SET EXERCISE:
Copy each line that contains the string "relative".

── EXERCISE INPUT

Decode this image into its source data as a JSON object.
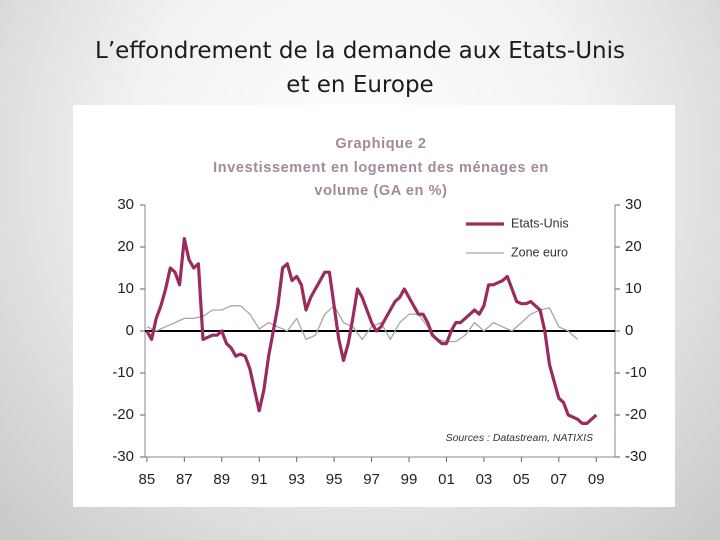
{
  "slide_title_lines": [
    "L’effondrement de la demande aux Etats-Unis",
    "et en Europe"
  ],
  "chart_data": {
    "type": "line",
    "title": "Graphique 2",
    "subtitle_lines": [
      "Investissement en logement des ménages en",
      "volume (GA en %)"
    ],
    "annotation": "Sources : Datastream, NATIXIS",
    "xlim": [
      1984.9,
      2010
    ],
    "xticks": [
      {
        "value": 1985,
        "label": "85"
      },
      {
        "value": 1987,
        "label": "87"
      },
      {
        "value": 1989,
        "label": "89"
      },
      {
        "value": 1991,
        "label": "91"
      },
      {
        "value": 1993,
        "label": "93"
      },
      {
        "value": 1995,
        "label": "95"
      },
      {
        "value": 1997,
        "label": "97"
      },
      {
        "value": 1999,
        "label": "99"
      },
      {
        "value": 2001,
        "label": "01"
      },
      {
        "value": 2003,
        "label": "03"
      },
      {
        "value": 2005,
        "label": "05"
      },
      {
        "value": 2007,
        "label": "07"
      },
      {
        "value": 2009,
        "label": "09"
      }
    ],
    "ylim": [
      -30,
      30
    ],
    "yticks": [
      -30,
      -20,
      -10,
      0,
      10,
      20,
      30
    ],
    "y2lim": [
      -30,
      30
    ],
    "y2ticks": [
      -30,
      -20,
      -10,
      0,
      10,
      20,
      30
    ],
    "hline": 0,
    "legend": "top-right",
    "series": [
      {
        "name": "Etats-Unis",
        "color": "#9b2a5f",
        "width": 3.2,
        "x": [
          1985,
          1985.25,
          1985.5,
          1985.75,
          1986,
          1986.25,
          1986.5,
          1986.75,
          1987,
          1987.25,
          1987.5,
          1987.75,
          1988,
          1988.25,
          1988.5,
          1988.75,
          1989,
          1989.25,
          1989.5,
          1989.75,
          1990,
          1990.25,
          1990.5,
          1990.75,
          1991,
          1991.25,
          1991.5,
          1991.75,
          1992,
          1992.25,
          1992.5,
          1992.75,
          1993,
          1993.25,
          1993.5,
          1993.75,
          1994,
          1994.25,
          1994.5,
          1994.75,
          1995,
          1995.25,
          1995.5,
          1995.75,
          1996,
          1996.25,
          1996.5,
          1996.75,
          1997,
          1997.25,
          1997.5,
          1997.75,
          1998,
          1998.25,
          1998.5,
          1998.75,
          1999,
          1999.25,
          1999.5,
          1999.75,
          2000,
          2000.25,
          2000.5,
          2000.75,
          2001,
          2001.25,
          2001.5,
          2001.75,
          2002,
          2002.25,
          2002.5,
          2002.75,
          2003,
          2003.25,
          2003.5,
          2003.75,
          2004,
          2004.25,
          2004.5,
          2004.75,
          2005,
          2005.25,
          2005.5,
          2005.75,
          2006,
          2006.25,
          2006.5,
          2006.75,
          2007,
          2007.25,
          2007.5,
          2007.75,
          2008,
          2008.25,
          2008.5,
          2008.75,
          2009
        ],
        "values": [
          0,
          -2,
          3,
          6,
          10,
          15,
          14,
          11,
          22,
          17,
          15,
          16,
          -2,
          -1.5,
          -1,
          -1,
          0,
          -3,
          -4,
          -6,
          -5.5,
          -6,
          -9,
          -14,
          -19,
          -14,
          -6,
          0,
          6,
          15,
          16,
          12,
          13,
          11,
          5,
          8,
          10,
          12,
          14,
          14,
          6,
          -2,
          -7,
          -3,
          3,
          10,
          8,
          5,
          2,
          0,
          1,
          3,
          5,
          7,
          8,
          10,
          8,
          6,
          4,
          4,
          2,
          -1,
          -2,
          -3,
          -3,
          0,
          2,
          2,
          3,
          4,
          5,
          4,
          6,
          11,
          11,
          11.5,
          12,
          13,
          10,
          7,
          6.5,
          6.5,
          7,
          6,
          5,
          0,
          -8,
          -12,
          -16,
          -17,
          -20,
          -20.5,
          -21,
          -22,
          -22,
          -21,
          -20
        ]
      },
      {
        "name": "Zone euro",
        "color": "#a6a6a6",
        "width": 1.3,
        "x": [
          1985,
          1985.5,
          1986,
          1986.5,
          1987,
          1987.5,
          1988,
          1988.5,
          1989,
          1989.5,
          1990,
          1990.5,
          1991,
          1991.5,
          1992,
          1992.5,
          1993,
          1993.5,
          1994,
          1994.5,
          1995,
          1995.5,
          1996,
          1996.5,
          1997,
          1997.5,
          1998,
          1998.5,
          1999,
          1999.5,
          2000,
          2000.5,
          2001,
          2001.5,
          2002,
          2002.5,
          2003,
          2003.5,
          2004,
          2004.5,
          2005,
          2005.5,
          2006,
          2006.5,
          2007,
          2007.5,
          2008
        ],
        "values": [
          1,
          0,
          1,
          2,
          3,
          3,
          3.5,
          5,
          5,
          6,
          6,
          4,
          0.5,
          2,
          1,
          0,
          3,
          -2,
          -1,
          4,
          6,
          2,
          1,
          -2,
          1,
          2,
          -2,
          2,
          4,
          4,
          1,
          -2,
          -2.5,
          -2.5,
          -1,
          2,
          0,
          2,
          1,
          0,
          2,
          4,
          5,
          5.5,
          1,
          0,
          -2
        ]
      }
    ]
  }
}
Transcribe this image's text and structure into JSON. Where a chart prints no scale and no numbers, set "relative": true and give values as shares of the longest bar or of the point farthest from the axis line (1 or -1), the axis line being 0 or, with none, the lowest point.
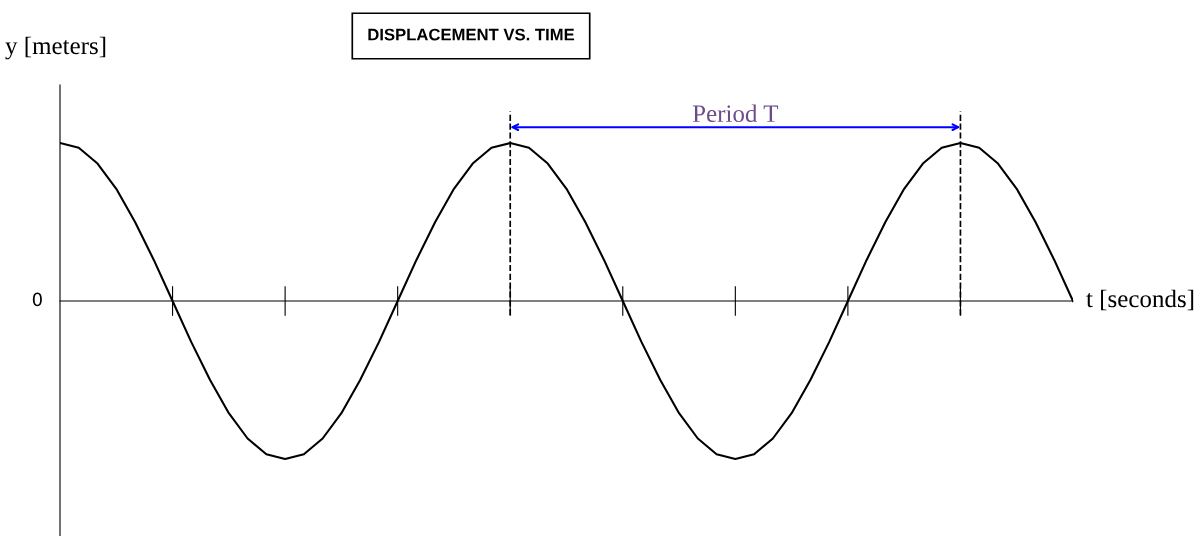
{
  "chart_data": {
    "type": "line",
    "title": "DISPLACEMENT VS. TIME",
    "xlabel": "t [seconds]",
    "ylabel": "y [meters]",
    "relative": true,
    "categories": [
      null,
      null,
      null,
      null,
      null,
      null,
      null,
      null,
      null,
      null,
      null,
      null,
      null,
      null,
      null,
      null,
      null,
      null,
      null,
      null,
      null,
      null,
      null,
      null,
      null,
      null,
      null,
      null,
      null,
      null,
      null,
      null,
      null,
      null,
      null,
      null,
      null,
      null,
      null,
      null,
      null,
      null,
      null,
      null,
      null,
      null,
      null,
      null,
      null,
      null,
      null,
      null,
      null,
      null,
      null
    ],
    "series": [
      {
        "color": "#000000",
        "values": [
          1,
          0.97,
          0.87,
          0.71,
          0.5,
          0.26,
          0,
          -0.26,
          -0.5,
          -0.71,
          -0.87,
          -0.97,
          -1,
          -0.97,
          -0.87,
          -0.71,
          -0.5,
          -0.26,
          0,
          0.26,
          0.5,
          0.71,
          0.87,
          0.97,
          1,
          0.97,
          0.87,
          0.71,
          0.5,
          0.26,
          0,
          -0.26,
          -0.5,
          -0.71,
          -0.87,
          -0.97,
          -1,
          -0.97,
          -0.87,
          -0.71,
          -0.5,
          -0.26,
          0,
          0.26,
          0.5,
          0.71,
          0.87,
          0.97,
          1,
          0.97,
          0.87,
          0.71,
          0.5,
          0.26,
          0
        ]
      }
    ],
    "annotations": [
      "Period T",
      "0"
    ],
    "marker": "none",
    "line_style": "solid",
    "legend": false
  }
}
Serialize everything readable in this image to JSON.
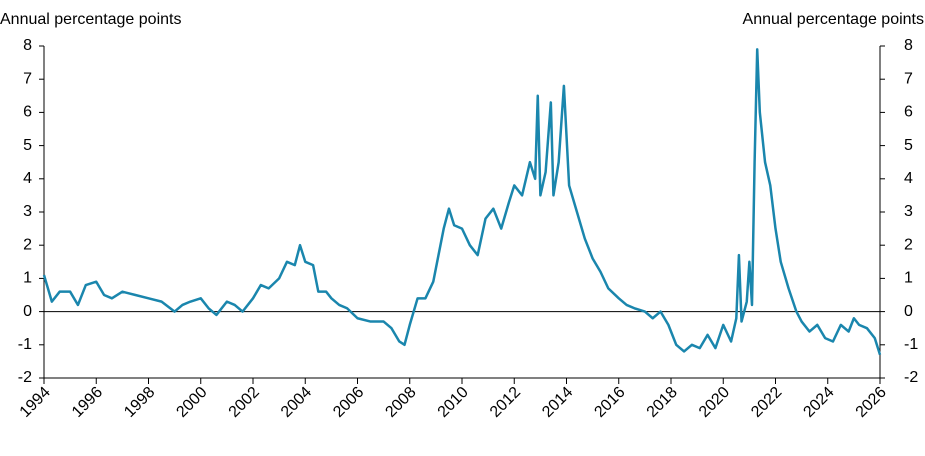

────

ANSWER TO THE TASK:
Transcribe this image's text and structure into JSON. Where a chart prints no scale and no numbers, set "relative": true and give values as shares of the longest bar or of the point farthest from the axis line (1 or -1), the axis line being 0 or, with none, the lowest point.
    "relative": true,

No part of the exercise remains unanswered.